══ Dataset excerpts
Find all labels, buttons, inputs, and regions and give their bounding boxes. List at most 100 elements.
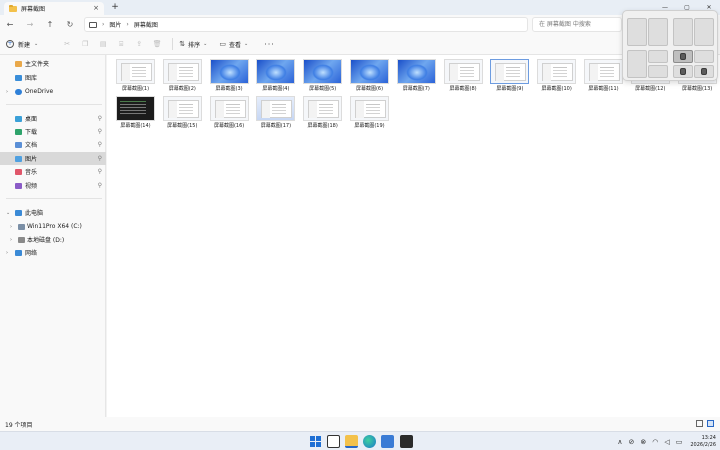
sidebar-item-drive-d[interactable]: › 本地磁盘 (D:): [0, 233, 106, 246]
chevron-right-icon[interactable]: ›: [10, 237, 12, 243]
snap-zone[interactable]: [694, 50, 714, 63]
file-thumbnail[interactable]: 屏幕截图(1): [116, 59, 155, 94]
delete-icon[interactable]: 🗑: [148, 40, 166, 48]
snap-zone[interactable]: [648, 65, 668, 78]
sidebar-divider: [6, 104, 102, 105]
chevron-right-icon[interactable]: ›: [10, 224, 12, 230]
forward-button[interactable]: →: [20, 20, 40, 29]
view-switcher: [696, 420, 714, 427]
view-button[interactable]: ▭ 查看 ⌄: [219, 40, 248, 49]
terminal-icon[interactable]: [400, 435, 413, 448]
snap-zone[interactable]: [627, 50, 647, 78]
volume-icon[interactable]: ◁: [664, 438, 669, 446]
file-thumbnail[interactable]: 屏幕截图(10): [537, 59, 577, 94]
cut-icon[interactable]: ✂: [58, 40, 76, 48]
file-thumbnail[interactable]: 屏幕截图(7): [396, 59, 436, 94]
new-button[interactable]: + 新建 ⌄: [6, 40, 38, 49]
breadcrumb-screenshots[interactable]: 屏幕截图: [134, 20, 158, 29]
sidebar-item-label: 主文件夹: [25, 61, 50, 68]
download-icon: [15, 128, 22, 135]
tab-screenshots[interactable]: 屏幕截图 ×: [4, 2, 104, 15]
pin-icon: ⚲: [97, 141, 102, 148]
sidebar-item-home[interactable]: 主文件夹: [0, 57, 106, 70]
start-button[interactable]: [309, 435, 322, 448]
share-icon[interactable]: ⇪: [130, 40, 148, 48]
thumbnail-image: [209, 96, 249, 121]
address-bar[interactable]: › 图片 › 屏幕截图: [84, 17, 528, 32]
file-thumbnail[interactable]: 屏幕截图(8): [443, 59, 483, 94]
sidebar-item-network[interactable]: › 网络: [0, 246, 106, 259]
tray-chevron-icon[interactable]: ∧: [617, 438, 622, 446]
tab-close-icon[interactable]: ×: [93, 4, 99, 12]
edge-icon[interactable]: [363, 435, 376, 448]
sidebar-item-documents[interactable]: 文档 ⚲: [0, 138, 106, 151]
refresh-button[interactable]: ↻: [60, 20, 80, 29]
file-name: 屏幕截图(8): [449, 86, 477, 92]
file-name: 屏幕截图(15): [167, 123, 198, 129]
sidebar-item-this-pc[interactable]: ⌄ 此电脑: [0, 206, 106, 219]
up-button[interactable]: ↑: [40, 20, 60, 29]
sort-button[interactable]: ⇅ 排序 ⌄: [179, 40, 207, 49]
snap-zone[interactable]: [694, 18, 714, 46]
file-thumbnail[interactable]: 屏幕截图(9): [490, 59, 530, 94]
desktop-icon: [15, 115, 22, 122]
thumbnail-view-icon[interactable]: [707, 420, 714, 427]
file-thumbnail[interactable]: 屏幕截图(6): [350, 59, 389, 94]
sidebar-item-drive-c[interactable]: › Win11Pro X64 (C:): [0, 220, 106, 233]
new-tab-button[interactable]: +: [110, 2, 120, 12]
drive-icon: [18, 236, 25, 243]
chevron-right-icon[interactable]: ›: [6, 250, 8, 256]
file-thumbnail[interactable]: 屏幕截图(11): [584, 59, 623, 94]
clock[interactable]: 13:24 2026/2/26: [690, 435, 716, 449]
file-thumbnail[interactable]: 屏幕截图(3): [209, 59, 249, 94]
file-thumbnail[interactable]: 屏幕截图(4): [256, 59, 296, 94]
paste-icon[interactable]: ▤: [94, 40, 112, 48]
sidebar-item-onedrive[interactable]: › OneDrive: [0, 85, 106, 98]
chevron-right-icon[interactable]: ›: [6, 89, 8, 95]
thumbnail-image: [116, 96, 155, 121]
search-input[interactable]: 在 屏幕截图 中搜索: [532, 17, 622, 32]
xbox-icon[interactable]: ⊗: [640, 438, 646, 446]
details-view-icon[interactable]: [696, 420, 703, 427]
copy-icon[interactable]: ❐: [76, 40, 94, 48]
thumbnail-image: [256, 59, 296, 84]
snap-layouts-flyout: [622, 10, 718, 81]
thumbnail-image: [396, 59, 436, 84]
file-thumbnail[interactable]: 屏幕截图(16): [209, 96, 249, 131]
breadcrumb-pictures[interactable]: 图片: [109, 20, 121, 29]
file-thumbnail[interactable]: 屏幕截图(14): [116, 96, 155, 131]
chevron-down-icon: ⌄: [243, 41, 249, 47]
chevron-down-icon[interactable]: ⌄: [6, 210, 10, 216]
pin-icon: ⚲: [97, 115, 102, 122]
file-thumbnail[interactable]: 屏幕截图(15): [162, 96, 202, 131]
file-thumbnail[interactable]: 屏幕截图(18): [303, 96, 343, 131]
file-thumbnail[interactable]: 屏幕截图(19): [350, 96, 389, 131]
snap-zone[interactable]: [648, 18, 668, 46]
sidebar-item-videos[interactable]: 视频 ⚲: [0, 179, 106, 192]
rename-icon[interactable]: ⌸: [112, 40, 130, 49]
wifi-icon[interactable]: ◠: [652, 438, 658, 446]
chevron-right-icon: ›: [102, 21, 105, 28]
battery-icon[interactable]: ▭: [676, 438, 683, 446]
back-button[interactable]: ←: [0, 20, 20, 29]
snap-zone[interactable]: [627, 18, 647, 46]
task-view-icon[interactable]: [327, 435, 340, 448]
sidebar-item-music[interactable]: 音乐 ⚲: [0, 165, 106, 178]
sidebar-item-pictures[interactable]: 图片 ⚲: [0, 152, 106, 165]
store-icon[interactable]: [381, 435, 394, 448]
sidebar-item-gallery[interactable]: 图库: [0, 71, 106, 84]
system-tray: ∧ ⊘ ⊗ ◠ ◁ ▭ 13:24 2026/2/26: [617, 432, 720, 450]
file-explorer-taskbar-icon[interactable]: [345, 435, 358, 448]
file-thumbnail[interactable]: 屏幕截图(5): [303, 59, 343, 94]
sidebar-item-desktop[interactable]: 桌面 ⚲: [0, 112, 106, 125]
more-options-button[interactable]: ···: [264, 40, 275, 49]
network-disconnected-icon[interactable]: ⊘: [628, 438, 634, 446]
snap-zone[interactable]: [648, 50, 668, 63]
file-name: 屏幕截图(3): [215, 86, 243, 92]
snap-zone[interactable]: [673, 18, 693, 46]
sidebar-item-downloads[interactable]: 下载 ⚲: [0, 125, 106, 138]
sidebar-item-label: 视频: [25, 183, 38, 190]
file-thumbnail[interactable]: 屏幕截图(2): [162, 59, 202, 94]
file-name: 屏幕截图(5): [309, 86, 337, 92]
file-thumbnail[interactable]: 屏幕截图(17): [256, 96, 296, 131]
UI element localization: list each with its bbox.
════
## Written request
Begin at the line that has "sidebar-item-drive-d[interactable]: › 本地磁盘" and stop after the line that has "up-button[interactable]: ↑: [40, 20, 60, 29]". Write out only those lines, switching every "snap-zone" to "drop-zone" and leaving everything else unchanged.

## Exercise solution
sidebar-item-drive-d[interactable]: › 本地磁盘 (D:): [0, 233, 106, 246]
chevron-right-icon[interactable]: ›: [10, 237, 12, 243]
drop-zone[interactable]: [694, 50, 714, 63]
file-thumbnail[interactable]: 屏幕截图(1): [116, 59, 155, 94]
delete-icon[interactable]: 🗑: [148, 40, 166, 48]
drop-zone[interactable]: [648, 65, 668, 78]
sidebar-divider: [6, 104, 102, 105]
chevron-right-icon[interactable]: ›: [10, 224, 12, 230]
forward-button[interactable]: →: [20, 20, 40, 29]
view-switcher: [696, 420, 714, 427]
view-button[interactable]: ▭ 查看 ⌄: [219, 40, 248, 49]
terminal-icon[interactable]: [400, 435, 413, 448]
drop-zone[interactable]: [627, 50, 647, 78]
volume-icon[interactable]: ◁: [664, 438, 669, 446]
file-thumbnail[interactable]: 屏幕截图(10): [537, 59, 577, 94]
cut-icon[interactable]: ✂: [58, 40, 76, 48]
file-thumbnail[interactable]: 屏幕截图(7): [396, 59, 436, 94]
new-button[interactable]: + 新建 ⌄: [6, 40, 38, 49]
breadcrumb-screenshots[interactable]: 屏幕截图: [134, 20, 158, 29]
sidebar-item-label: 主文件夹: [25, 61, 50, 68]
download-icon: [15, 128, 22, 135]
tab-screenshots[interactable]: 屏幕截图 ×: [4, 2, 104, 15]
pin-icon: ⚲: [97, 141, 102, 148]
sidebar-item-home[interactable]: 主文件夹: [0, 57, 106, 70]
start-button[interactable]: [309, 435, 322, 448]
share-icon[interactable]: ⇪: [130, 40, 148, 48]
thumbnail-image: [209, 96, 249, 121]
address-bar[interactable]: › 图片 › 屏幕截图: [84, 17, 528, 32]
file-thumbnail[interactable]: 屏幕截图(8): [443, 59, 483, 94]
sidebar-item-network[interactable]: › 网络: [0, 246, 106, 259]
tray-chevron-icon[interactable]: ∧: [617, 438, 622, 446]
tab-close-icon[interactable]: ×: [93, 4, 99, 12]
edge-icon[interactable]: [363, 435, 376, 448]
sidebar-item-documents[interactable]: 文档 ⚲: [0, 138, 106, 151]
refresh-button[interactable]: ↻: [60, 20, 80, 29]
file-name: 屏幕截图(8): [449, 86, 477, 92]
file-name: 屏幕截图(15): [167, 123, 198, 129]
sidebar-item-this-pc[interactable]: ⌄ 此电脑: [0, 206, 106, 219]
up-button[interactable]: ↑: [40, 20, 60, 29]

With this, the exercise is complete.